• DESCRIPTION OF THE TASK
Send back all the data below, exactly as given.

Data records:
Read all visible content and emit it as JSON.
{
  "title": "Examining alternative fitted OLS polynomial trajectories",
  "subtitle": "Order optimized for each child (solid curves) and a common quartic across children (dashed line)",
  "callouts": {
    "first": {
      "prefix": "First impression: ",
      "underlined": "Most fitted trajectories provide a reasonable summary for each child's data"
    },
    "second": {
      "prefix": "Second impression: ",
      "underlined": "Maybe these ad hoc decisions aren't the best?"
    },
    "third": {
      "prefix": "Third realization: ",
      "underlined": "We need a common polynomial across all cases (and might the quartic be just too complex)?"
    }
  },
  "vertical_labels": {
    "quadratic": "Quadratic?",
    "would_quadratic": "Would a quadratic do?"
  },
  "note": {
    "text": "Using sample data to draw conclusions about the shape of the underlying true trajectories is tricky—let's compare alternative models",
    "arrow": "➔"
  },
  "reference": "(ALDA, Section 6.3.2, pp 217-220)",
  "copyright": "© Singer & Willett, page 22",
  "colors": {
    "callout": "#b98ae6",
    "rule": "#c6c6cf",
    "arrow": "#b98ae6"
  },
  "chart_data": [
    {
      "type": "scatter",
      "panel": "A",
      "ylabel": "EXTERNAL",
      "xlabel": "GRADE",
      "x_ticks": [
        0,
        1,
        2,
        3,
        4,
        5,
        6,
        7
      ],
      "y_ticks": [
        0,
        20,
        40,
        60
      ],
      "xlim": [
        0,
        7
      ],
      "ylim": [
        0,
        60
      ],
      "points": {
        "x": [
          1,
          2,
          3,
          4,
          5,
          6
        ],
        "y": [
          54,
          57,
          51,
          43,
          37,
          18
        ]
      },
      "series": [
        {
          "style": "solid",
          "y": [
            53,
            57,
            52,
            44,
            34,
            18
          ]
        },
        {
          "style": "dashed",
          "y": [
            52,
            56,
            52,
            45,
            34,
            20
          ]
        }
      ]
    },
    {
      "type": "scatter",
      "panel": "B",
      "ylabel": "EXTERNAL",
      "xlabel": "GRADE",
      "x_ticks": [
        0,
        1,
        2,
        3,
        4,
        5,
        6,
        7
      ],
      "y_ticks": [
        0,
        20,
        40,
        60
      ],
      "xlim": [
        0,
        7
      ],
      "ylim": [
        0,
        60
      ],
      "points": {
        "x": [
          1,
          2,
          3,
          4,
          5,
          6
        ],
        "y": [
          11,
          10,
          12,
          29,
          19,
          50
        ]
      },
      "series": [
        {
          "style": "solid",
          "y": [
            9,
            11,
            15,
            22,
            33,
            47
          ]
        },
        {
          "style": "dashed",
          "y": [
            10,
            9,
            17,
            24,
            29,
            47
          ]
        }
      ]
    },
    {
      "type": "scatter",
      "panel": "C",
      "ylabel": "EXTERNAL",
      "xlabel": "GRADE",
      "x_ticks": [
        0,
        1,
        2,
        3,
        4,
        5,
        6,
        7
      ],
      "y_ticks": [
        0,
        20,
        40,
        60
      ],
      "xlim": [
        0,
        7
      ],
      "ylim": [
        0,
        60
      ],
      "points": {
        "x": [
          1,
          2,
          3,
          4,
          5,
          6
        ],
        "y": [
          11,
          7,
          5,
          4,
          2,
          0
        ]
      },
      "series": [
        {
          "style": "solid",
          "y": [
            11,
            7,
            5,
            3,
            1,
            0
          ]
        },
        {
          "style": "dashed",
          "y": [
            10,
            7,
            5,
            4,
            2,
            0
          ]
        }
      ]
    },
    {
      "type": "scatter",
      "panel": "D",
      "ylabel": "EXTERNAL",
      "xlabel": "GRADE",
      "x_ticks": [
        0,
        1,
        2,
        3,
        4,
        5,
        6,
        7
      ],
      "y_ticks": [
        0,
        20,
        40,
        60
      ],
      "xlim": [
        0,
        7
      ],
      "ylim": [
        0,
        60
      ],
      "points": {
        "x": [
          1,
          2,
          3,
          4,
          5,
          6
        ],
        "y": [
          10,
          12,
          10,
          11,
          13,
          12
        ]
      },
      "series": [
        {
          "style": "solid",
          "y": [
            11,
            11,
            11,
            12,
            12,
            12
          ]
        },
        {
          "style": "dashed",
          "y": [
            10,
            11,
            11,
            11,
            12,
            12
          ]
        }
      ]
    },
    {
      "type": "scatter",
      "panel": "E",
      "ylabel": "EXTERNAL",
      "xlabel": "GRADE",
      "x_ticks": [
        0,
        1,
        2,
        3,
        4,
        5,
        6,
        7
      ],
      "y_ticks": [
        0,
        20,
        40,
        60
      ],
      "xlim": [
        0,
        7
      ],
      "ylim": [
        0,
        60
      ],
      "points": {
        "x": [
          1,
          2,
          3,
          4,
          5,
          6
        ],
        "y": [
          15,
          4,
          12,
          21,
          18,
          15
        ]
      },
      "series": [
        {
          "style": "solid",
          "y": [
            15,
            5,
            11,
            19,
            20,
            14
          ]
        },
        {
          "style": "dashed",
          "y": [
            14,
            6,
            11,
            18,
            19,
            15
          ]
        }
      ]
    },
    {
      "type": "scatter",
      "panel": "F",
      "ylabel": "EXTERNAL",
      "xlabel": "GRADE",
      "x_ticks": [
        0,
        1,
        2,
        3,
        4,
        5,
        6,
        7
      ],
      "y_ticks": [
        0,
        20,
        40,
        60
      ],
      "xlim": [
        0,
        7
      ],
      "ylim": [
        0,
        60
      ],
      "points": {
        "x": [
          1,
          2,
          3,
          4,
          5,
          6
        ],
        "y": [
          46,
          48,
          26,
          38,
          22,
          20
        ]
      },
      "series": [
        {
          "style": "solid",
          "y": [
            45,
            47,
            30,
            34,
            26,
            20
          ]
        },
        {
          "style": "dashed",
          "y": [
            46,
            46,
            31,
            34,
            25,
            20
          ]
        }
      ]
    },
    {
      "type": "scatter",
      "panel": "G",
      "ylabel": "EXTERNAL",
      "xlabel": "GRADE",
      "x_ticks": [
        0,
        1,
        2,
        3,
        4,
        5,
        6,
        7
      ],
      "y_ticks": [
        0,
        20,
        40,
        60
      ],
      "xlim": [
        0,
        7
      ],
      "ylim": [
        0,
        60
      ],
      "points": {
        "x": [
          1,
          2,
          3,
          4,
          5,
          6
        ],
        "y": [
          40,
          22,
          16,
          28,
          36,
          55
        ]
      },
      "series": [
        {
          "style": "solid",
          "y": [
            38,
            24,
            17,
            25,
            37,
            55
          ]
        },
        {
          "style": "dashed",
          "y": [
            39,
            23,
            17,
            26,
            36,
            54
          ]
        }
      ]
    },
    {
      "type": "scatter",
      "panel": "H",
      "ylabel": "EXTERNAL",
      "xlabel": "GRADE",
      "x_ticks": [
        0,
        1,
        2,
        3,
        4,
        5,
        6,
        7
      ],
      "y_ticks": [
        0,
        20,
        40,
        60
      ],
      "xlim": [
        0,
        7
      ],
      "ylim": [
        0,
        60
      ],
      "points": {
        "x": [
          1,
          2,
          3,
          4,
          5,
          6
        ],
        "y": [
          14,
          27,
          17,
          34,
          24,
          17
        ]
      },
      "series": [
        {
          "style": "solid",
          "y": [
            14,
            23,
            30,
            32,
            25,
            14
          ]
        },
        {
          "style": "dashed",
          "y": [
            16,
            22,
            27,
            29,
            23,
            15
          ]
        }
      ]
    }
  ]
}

• THE RESPONSE
Read all visible content and emit it as JSON.
{
  "title": "Examining alternative fitted OLS polynomial trajectories",
  "subtitle": "Order optimized for each child (solid curves) and a common quartic across children (dashed line)",
  "callouts": {
    "first": {
      "prefix": "First impression: ",
      "underlined": "Most fitted trajectories provide a reasonable summary for each child's data"
    },
    "second": {
      "prefix": "Second impression: ",
      "underlined": "Maybe these ad hoc decisions aren't the best?"
    },
    "third": {
      "prefix": "Third realization: ",
      "underlined": "We need a common polynomial across all cases (and might the quartic be just too complex)?"
    }
  },
  "vertical_labels": {
    "quadratic": "Quadratic?",
    "would_quadratic": "Would a quadratic do?"
  },
  "note": {
    "text": "Using sample data to draw conclusions about the shape of the underlying true trajectories is tricky—let's compare alternative models",
    "arrow": "➔"
  },
  "reference": "(ALDA, Section 6.3.2, pp 217-220)",
  "copyright": "© Singer & Willett, page 22",
  "colors": {
    "callout": "#b98ae6",
    "rule": "#c6c6cf",
    "arrow": "#b98ae6"
  },
  "chart_data": [
    {
      "type": "scatter",
      "panel": "A",
      "ylabel": "EXTERNAL",
      "xlabel": "GRADE",
      "x_ticks": [
        0,
        1,
        2,
        3,
        4,
        5,
        6,
        7
      ],
      "y_ticks": [
        0,
        20,
        40,
        60
      ],
      "xlim": [
        0,
        7
      ],
      "ylim": [
        0,
        60
      ],
      "points": {
        "x": [
          1,
          2,
          3,
          4,
          5,
          6
        ],
        "y": [
          54,
          57,
          51,
          43,
          37,
          18
        ]
      },
      "series": [
        {
          "style": "solid",
          "y": [
            53,
            57,
            52,
            44,
            34,
            18
          ]
        },
        {
          "style": "dashed",
          "y": [
            52,
            56,
            52,
            45,
            34,
            20
          ]
        }
      ]
    },
    {
      "type": "scatter",
      "panel": "B",
      "ylabel": "EXTERNAL",
      "xlabel": "GRADE",
      "x_ticks": [
        0,
        1,
        2,
        3,
        4,
        5,
        6,
        7
      ],
      "y_ticks": [
        0,
        20,
        40,
        60
      ],
      "xlim": [
        0,
        7
      ],
      "ylim": [
        0,
        60
      ],
      "points": {
        "x": [
          1,
          2,
          3,
          4,
          5,
          6
        ],
        "y": [
          11,
          10,
          12,
          29,
          19,
          50
        ]
      },
      "series": [
        {
          "style": "solid",
          "y": [
            9,
            11,
            15,
            22,
            33,
            47
          ]
        },
        {
          "style": "dashed",
          "y": [
            10,
            9,
            17,
            24,
            29,
            47
          ]
        }
      ]
    },
    {
      "type": "scatter",
      "panel": "C",
      "ylabel": "EXTERNAL",
      "xlabel": "GRADE",
      "x_ticks": [
        0,
        1,
        2,
        3,
        4,
        5,
        6,
        7
      ],
      "y_ticks": [
        0,
        20,
        40,
        60
      ],
      "xlim": [
        0,
        7
      ],
      "ylim": [
        0,
        60
      ],
      "points": {
        "x": [
          1,
          2,
          3,
          4,
          5,
          6
        ],
        "y": [
          11,
          7,
          5,
          4,
          2,
          0
        ]
      },
      "series": [
        {
          "style": "solid",
          "y": [
            11,
            7,
            5,
            3,
            1,
            0
          ]
        },
        {
          "style": "dashed",
          "y": [
            10,
            7,
            5,
            4,
            2,
            0
          ]
        }
      ]
    },
    {
      "type": "scatter",
      "panel": "D",
      "ylabel": "EXTERNAL",
      "xlabel": "GRADE",
      "x_ticks": [
        0,
        1,
        2,
        3,
        4,
        5,
        6,
        7
      ],
      "y_ticks": [
        0,
        20,
        40,
        60
      ],
      "xlim": [
        0,
        7
      ],
      "ylim": [
        0,
        60
      ],
      "points": {
        "x": [
          1,
          2,
          3,
          4,
          5,
          6
        ],
        "y": [
          10,
          12,
          10,
          11,
          13,
          12
        ]
      },
      "series": [
        {
          "style": "solid",
          "y": [
            11,
            11,
            11,
            12,
            12,
            12
          ]
        },
        {
          "style": "dashed",
          "y": [
            10,
            11,
            11,
            11,
            12,
            12
          ]
        }
      ]
    },
    {
      "type": "scatter",
      "panel": "E",
      "ylabel": "EXTERNAL",
      "xlabel": "GRADE",
      "x_ticks": [
        0,
        1,
        2,
        3,
        4,
        5,
        6,
        7
      ],
      "y_ticks": [
        0,
        20,
        40,
        60
      ],
      "xlim": [
        0,
        7
      ],
      "ylim": [
        0,
        60
      ],
      "points": {
        "x": [
          1,
          2,
          3,
          4,
          5,
          6
        ],
        "y": [
          15,
          4,
          12,
          21,
          18,
          15
        ]
      },
      "series": [
        {
          "style": "solid",
          "y": [
            15,
            5,
            11,
            19,
            20,
            14
          ]
        },
        {
          "style": "dashed",
          "y": [
            14,
            6,
            11,
            18,
            19,
            15
          ]
        }
      ]
    },
    {
      "type": "scatter",
      "panel": "F",
      "ylabel": "EXTERNAL",
      "xlabel": "GRADE",
      "x_ticks": [
        0,
        1,
        2,
        3,
        4,
        5,
        6,
        7
      ],
      "y_ticks": [
        0,
        20,
        40,
        60
      ],
      "xlim": [
        0,
        7
      ],
      "ylim": [
        0,
        60
      ],
      "points": {
        "x": [
          1,
          2,
          3,
          4,
          5,
          6
        ],
        "y": [
          46,
          48,
          26,
          38,
          22,
          20
        ]
      },
      "series": [
        {
          "style": "solid",
          "y": [
            45,
            47,
            30,
            34,
            26,
            20
          ]
        },
        {
          "style": "dashed",
          "y": [
            46,
            46,
            31,
            34,
            25,
            20
          ]
        }
      ]
    },
    {
      "type": "scatter",
      "panel": "G",
      "ylabel": "EXTERNAL",
      "xlabel": "GRADE",
      "x_ticks": [
        0,
        1,
        2,
        3,
        4,
        5,
        6,
        7
      ],
      "y_ticks": [
        0,
        20,
        40,
        60
      ],
      "xlim": [
        0,
        7
      ],
      "ylim": [
        0,
        60
      ],
      "points": {
        "x": [
          1,
          2,
          3,
          4,
          5,
          6
        ],
        "y": [
          40,
          22,
          16,
          28,
          36,
          55
        ]
      },
      "series": [
        {
          "style": "solid",
          "y": [
            38,
            24,
            17,
            25,
            37,
            55
          ]
        },
        {
          "style": "dashed",
          "y": [
            39,
            23,
            17,
            26,
            36,
            54
          ]
        }
      ]
    },
    {
      "type": "scatter",
      "panel": "H",
      "ylabel": "EXTERNAL",
      "xlabel": "GRADE",
      "x_ticks": [
        0,
        1,
        2,
        3,
        4,
        5,
        6,
        7
      ],
      "y_ticks": [
        0,
        20,
        40,
        60
      ],
      "xlim": [
        0,
        7
      ],
      "ylim": [
        0,
        60
      ],
      "points": {
        "x": [
          1,
          2,
          3,
          4,
          5,
          6
        ],
        "y": [
          14,
          27,
          17,
          34,
          24,
          17
        ]
      },
      "series": [
        {
          "style": "solid",
          "y": [
            14,
            23,
            30,
            32,
            25,
            14
          ]
        },
        {
          "style": "dashed",
          "y": [
            16,
            22,
            27,
            29,
            23,
            15
          ]
        }
      ]
    }
  ]
}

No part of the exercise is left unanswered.